**Exercise directions**
Reproduce every entry in the listing without alteration.

**Provided material**
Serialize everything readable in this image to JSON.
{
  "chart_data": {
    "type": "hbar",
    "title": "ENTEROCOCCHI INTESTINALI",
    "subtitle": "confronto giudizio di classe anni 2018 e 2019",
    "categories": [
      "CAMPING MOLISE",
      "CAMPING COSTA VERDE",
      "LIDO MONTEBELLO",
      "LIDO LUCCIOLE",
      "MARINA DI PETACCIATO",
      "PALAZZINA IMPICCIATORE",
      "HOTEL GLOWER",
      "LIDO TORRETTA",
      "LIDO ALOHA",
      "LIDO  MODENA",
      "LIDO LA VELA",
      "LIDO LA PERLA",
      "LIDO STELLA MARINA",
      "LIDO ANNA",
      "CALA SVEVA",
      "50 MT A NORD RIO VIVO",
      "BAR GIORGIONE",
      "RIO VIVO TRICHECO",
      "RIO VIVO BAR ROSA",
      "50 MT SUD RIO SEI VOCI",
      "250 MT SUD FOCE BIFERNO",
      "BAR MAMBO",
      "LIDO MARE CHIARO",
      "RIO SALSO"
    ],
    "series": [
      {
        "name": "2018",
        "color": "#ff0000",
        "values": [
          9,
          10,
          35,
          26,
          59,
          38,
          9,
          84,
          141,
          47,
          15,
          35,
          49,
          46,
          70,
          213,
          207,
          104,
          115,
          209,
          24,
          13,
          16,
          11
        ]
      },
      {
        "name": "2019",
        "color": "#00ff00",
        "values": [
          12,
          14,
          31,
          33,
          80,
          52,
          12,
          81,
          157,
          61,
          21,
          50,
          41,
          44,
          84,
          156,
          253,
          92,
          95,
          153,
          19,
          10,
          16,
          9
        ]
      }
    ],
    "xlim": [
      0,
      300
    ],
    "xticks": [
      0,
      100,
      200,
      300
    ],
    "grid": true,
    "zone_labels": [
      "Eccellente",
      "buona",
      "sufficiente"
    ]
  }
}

**Written response**
Serialize everything readable in this image to JSON.
{
  "chart_data": {
    "type": "hbar",
    "title": "ENTEROCOCCHI INTESTINALI",
    "subtitle": "confronto giudizio di classe anni 2018 e 2019",
    "categories": [
      "CAMPING MOLISE",
      "CAMPING COSTA VERDE",
      "LIDO MONTEBELLO",
      "LIDO LUCCIOLE",
      "MARINA DI PETACCIATO",
      "PALAZZINA IMPICCIATORE",
      "HOTEL GLOWER",
      "LIDO TORRETTA",
      "LIDO ALOHA",
      "LIDO  MODENA",
      "LIDO LA VELA",
      "LIDO LA PERLA",
      "LIDO STELLA MARINA",
      "LIDO ANNA",
      "CALA SVEVA",
      "50 MT A NORD RIO VIVO",
      "BAR GIORGIONE",
      "RIO VIVO TRICHECO",
      "RIO VIVO BAR ROSA",
      "50 MT SUD RIO SEI VOCI",
      "250 MT SUD FOCE BIFERNO",
      "BAR MAMBO",
      "LIDO MARE CHIARO",
      "RIO SALSO"
    ],
    "series": [
      {
        "name": "2018",
        "color": "#ff0000",
        "values": [
          9,
          10,
          35,
          26,
          59,
          38,
          9,
          84,
          141,
          47,
          15,
          35,
          49,
          46,
          70,
          213,
          207,
          104,
          115,
          209,
          24,
          13,
          16,
          11
        ]
      },
      {
        "name": "2019",
        "color": "#00ff00",
        "values": [
          12,
          14,
          31,
          33,
          80,
          52,
          12,
          81,
          157,
          61,
          21,
          50,
          41,
          44,
          84,
          156,
          253,
          92,
          95,
          153,
          19,
          10,
          16,
          9
        ]
      }
    ],
    "xlim": [
      0,
      300
    ],
    "xticks": [
      0,
      100,
      200,
      300
    ],
    "grid": true,
    "zone_labels": [
      "Eccellente",
      "buona",
      "sufficiente"
    ]
  }
}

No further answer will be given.